*ACCIONES REQUERIDAS*
• a. Según el pasaje sobre fray Luis y el libro leído por Montano, ¿en qué fecha delató Zúñiga el caso?
• b. Prosiga el pasaje sobre fray Luis y el libro leído por Montano a partir de su última oración.

*PASAJE MOSTRADO*
El miedo a la denuncia, del amigo y de él mismo, moviliza a fray Luis para intentar calmar el escrúpulo de Zúñiga, dándole todo tipo de aclaraciones sobre la bondad de Montano y adelantándose a su denuncia al relatar ante un inquisidor en Valladolid lo que había pasado:

porque le pareció que aunque tenía el dicho libro muchas cosas católicas, tenía otras que le parecían a este peligrosas, que no las entendía este bien porque era en lengua toscana, la cual este no sabía entonces. Y este no lo leía, sino que se lo leían a él.


(Respuesta oral recogida en la audiencia del 12 de marzo de 1573)63.                


Las atenuaciones (no sabía la lengua, él no lo leía, se lo leían) hacen que la cosa suene a excusa, a ocultación o disimulación de las propias habilidades en busca de la exculpación en tema que podía ser peliagudo, porque sin duda sospechoso era el libro y ante la sospecha el reo busca protegerse.

Sabiendo fray Luis que el testigo no ha identificado el libro, se cuida mucho de revelar su título y lo esconde en declaraciones nebulosas. Pero el caso, delatado por Zúñiga a 4 de noviembre de 1572, da más de sí, porque merece detallada respuesta escrita de fray Luis, presentada el 14 de mayo de 157364, en que relata el suceso y lo contextualiza en 1560, mientras escribía sus quodlibetos para graduarse. Y vuelve a las excusas y atenuaciones:

No sé si las entendí bien, porque el libro no lo leí ni tuve, sino oíle leyéndole Montano [...] Y añadí que era tan bueno lo bueno del libro, que, como estaba escrito de mano, había tenido sospecha si algún hombre de fe dañada copiándole había enjerido en él aquello malo. Y diciendo yo esto díjome el dicho Zúñiga: "¿Mas si por dicha lo enjirió el Montano?" Yo oyendo esto es verdad que me ofendí de un juicio tan arrojado, y le respondí que jamás como era verdad me había pasado por el pensamiento tal cosa, ni a él le pasase65.


El nombre del libro y el del autor siguen sin aparecer en el proceso, pero por si acaso, fray Luis deja claro que sabe «que después Montano quemó aquel libro» y así se lo hizo saber a Zúñiga, que aún andaba melancólico con el asunto: «el libro no es ya en el mundo»66. De nuevo la hoguera fue el destino del escrito.

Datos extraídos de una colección
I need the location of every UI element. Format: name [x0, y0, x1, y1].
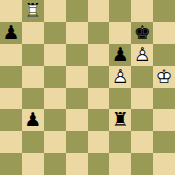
square-g3[interactable]: [131, 109, 153, 131]
square-b4[interactable]: [22, 88, 44, 110]
square-h8[interactable]: [153, 0, 175, 22]
white-pawn: ♟♙: [109, 66, 131, 88]
square-d4[interactable]: [66, 88, 88, 110]
white-king: ♚♔: [153, 66, 175, 88]
chess-board: ♜♖♟♚♟♟♙♟♙♚♔♟♜: [0, 0, 175, 175]
square-a7[interactable]: ♟: [0, 22, 22, 44]
square-a1[interactable]: [0, 153, 22, 175]
square-b8[interactable]: ♜♖: [22, 0, 44, 22]
square-d7[interactable]: [66, 22, 88, 44]
square-a2[interactable]: [0, 131, 22, 153]
square-f4[interactable]: [109, 88, 131, 110]
black-pawn-glyph: ♟: [0, 22, 22, 44]
square-d2[interactable]: [66, 131, 88, 153]
square-c3[interactable]: [44, 109, 66, 131]
black-pawn: ♟: [22, 109, 44, 131]
black-rook: ♜: [109, 109, 131, 131]
square-h2[interactable]: [153, 131, 175, 153]
square-f7[interactable]: [109, 22, 131, 44]
white-rook-glyph: ♖: [22, 0, 44, 22]
black-pawn: ♟: [109, 44, 131, 66]
square-d8[interactable]: [66, 0, 88, 22]
square-c7[interactable]: [44, 22, 66, 44]
square-b2[interactable]: [22, 131, 44, 153]
black-pawn-glyph: ♟: [109, 44, 131, 66]
square-e6[interactable]: [88, 44, 110, 66]
square-b3[interactable]: ♟: [22, 109, 44, 131]
square-h3[interactable]: [153, 109, 175, 131]
black-pawn-glyph: ♟: [22, 109, 44, 131]
square-e1[interactable]: [88, 153, 110, 175]
square-h1[interactable]: [153, 153, 175, 175]
square-g6[interactable]: ♟♙: [131, 44, 153, 66]
square-f3[interactable]: ♜: [109, 109, 131, 131]
square-c6[interactable]: [44, 44, 66, 66]
square-d6[interactable]: [66, 44, 88, 66]
square-c5[interactable]: [44, 66, 66, 88]
square-h7[interactable]: [153, 22, 175, 44]
square-c1[interactable]: [44, 153, 66, 175]
square-h4[interactable]: [153, 88, 175, 110]
square-g2[interactable]: [131, 131, 153, 153]
square-a3[interactable]: [0, 109, 22, 131]
square-b6[interactable]: [22, 44, 44, 66]
square-e4[interactable]: [88, 88, 110, 110]
black-pawn: ♟: [0, 22, 22, 44]
square-a4[interactable]: [0, 88, 22, 110]
square-d3[interactable]: [66, 109, 88, 131]
black-rook-glyph: ♜: [109, 109, 131, 131]
square-g5[interactable]: [131, 66, 153, 88]
square-e3[interactable]: [88, 109, 110, 131]
white-pawn-glyph: ♙: [109, 66, 131, 88]
square-g7[interactable]: ♚: [131, 22, 153, 44]
black-king: ♚: [131, 22, 153, 44]
square-f5[interactable]: ♟♙: [109, 66, 131, 88]
square-f8[interactable]: [109, 0, 131, 22]
white-rook: ♜♖: [22, 0, 44, 22]
white-pawn: ♟♙: [131, 44, 153, 66]
square-f6[interactable]: ♟: [109, 44, 131, 66]
square-h5[interactable]: ♚♔: [153, 66, 175, 88]
square-d1[interactable]: [66, 153, 88, 175]
square-b1[interactable]: [22, 153, 44, 175]
white-king-glyph: ♔: [153, 66, 175, 88]
square-e5[interactable]: [88, 66, 110, 88]
square-c8[interactable]: [44, 0, 66, 22]
square-e2[interactable]: [88, 131, 110, 153]
square-a5[interactable]: [0, 66, 22, 88]
square-e7[interactable]: [88, 22, 110, 44]
square-e8[interactable]: [88, 0, 110, 22]
square-a6[interactable]: [0, 44, 22, 66]
square-c2[interactable]: [44, 131, 66, 153]
square-a8[interactable]: [0, 0, 22, 22]
square-b5[interactable]: [22, 66, 44, 88]
white-pawn-glyph: ♙: [131, 44, 153, 66]
square-g8[interactable]: [131, 0, 153, 22]
square-g4[interactable]: [131, 88, 153, 110]
square-g1[interactable]: [131, 153, 153, 175]
square-f2[interactable]: [109, 131, 131, 153]
square-h6[interactable]: [153, 44, 175, 66]
square-b7[interactable]: [22, 22, 44, 44]
black-king-glyph: ♚: [131, 22, 153, 44]
square-d5[interactable]: [66, 66, 88, 88]
square-f1[interactable]: [109, 153, 131, 175]
square-c4[interactable]: [44, 88, 66, 110]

*LAS RESPUESTAS*
• a. El 4 de noviembre de 1572.

• b.
A pesar de la cual, -sigue explicando fray Luis- en el año 62 o 63, (¡todavía dos o tres años después del suceso!) de viaje a Granada, pasó por casa del inquisidor Riego en Valladolid y le dio cuenta del libro; este le recomienda que ponga por escrito todo y lo entregue al día siguiente en la casa de la Inquisición, y así lo hizo67. Entonces se acordaba bien, pero ahora «como de cosa tan añeja de muchas cosas no me acuerdo [...] porque estoy muy olvidado dello»; más adelante echa humo sobre otro detalle: «dije que aquel libro estaba en lengua toscana. Digo que me parece que es así, aunque como ha tanto tiempo, no me determino bien en ello, pero paréceme cierto que todo o parte dél estaba en toscano». Sobre la veracidad de lo afirmado por Montano dice «estoy tan receloso aun de mí mismo que ni santifico ni verifico al dicho Montano. Posible sería que me hubiese engañado en lo que me dijo de haber quemado el libro». No deja de ser curiosa la memoria selectiva, para acordarse de pequeños detalles en los diálogos con Zúñiga y olvidar otras cosas que quizá no convenía tanto revelar (como el nombre del libro). E insistir en la desaparición del libro, cumpliendo, motu proprio, con el final previsible de un libro herético (al que ni siquiera se le da ocasión de expurgo, si como dice, tenía tantas cosas buenas), pero al mismo tiempo dudando de si finalmente se hizo la quema o no e incluso de si el libro estaba o no en italiano. Creo que podrían extraerse de este episodio no pocas de esas estrategias del disenso (disimulación, ambigüedad, atenuaciones) que interesan a M.ª José Vega (2008). No, claro, porque fray Luis deba considerarse un ateísta, sino por la necesidad de defenderse en situación de acoso.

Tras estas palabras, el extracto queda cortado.